• **Your goal**: Identify each line containing the word "been" and copy it.

— Start of Records for this task —

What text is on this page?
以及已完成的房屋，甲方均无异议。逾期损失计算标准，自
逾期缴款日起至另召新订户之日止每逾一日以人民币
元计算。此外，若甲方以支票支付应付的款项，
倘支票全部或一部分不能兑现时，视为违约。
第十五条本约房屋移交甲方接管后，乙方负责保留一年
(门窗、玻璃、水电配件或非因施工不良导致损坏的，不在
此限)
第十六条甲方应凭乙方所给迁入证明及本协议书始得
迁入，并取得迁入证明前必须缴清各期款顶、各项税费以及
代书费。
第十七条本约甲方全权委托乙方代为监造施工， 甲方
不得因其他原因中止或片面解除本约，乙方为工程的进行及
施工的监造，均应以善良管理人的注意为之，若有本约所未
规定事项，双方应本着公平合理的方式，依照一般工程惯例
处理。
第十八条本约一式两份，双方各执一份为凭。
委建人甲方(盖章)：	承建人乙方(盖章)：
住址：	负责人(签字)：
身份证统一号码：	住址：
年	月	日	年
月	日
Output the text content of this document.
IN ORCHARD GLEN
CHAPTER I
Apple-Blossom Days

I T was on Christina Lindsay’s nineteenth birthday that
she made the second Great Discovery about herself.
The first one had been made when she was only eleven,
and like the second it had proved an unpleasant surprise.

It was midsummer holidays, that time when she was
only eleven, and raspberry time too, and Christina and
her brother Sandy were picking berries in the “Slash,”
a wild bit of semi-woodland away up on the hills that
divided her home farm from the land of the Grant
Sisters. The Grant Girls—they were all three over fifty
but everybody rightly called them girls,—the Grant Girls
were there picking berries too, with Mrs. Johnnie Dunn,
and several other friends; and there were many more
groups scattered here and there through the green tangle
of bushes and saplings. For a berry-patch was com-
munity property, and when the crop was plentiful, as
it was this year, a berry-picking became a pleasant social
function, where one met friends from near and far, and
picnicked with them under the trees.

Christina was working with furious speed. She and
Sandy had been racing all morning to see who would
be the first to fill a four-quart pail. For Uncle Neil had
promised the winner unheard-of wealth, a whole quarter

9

— End of Records for this task —

• **Right answer**:
The first one had been made when she was only eleven,
Sandy had been racing all morning to see who would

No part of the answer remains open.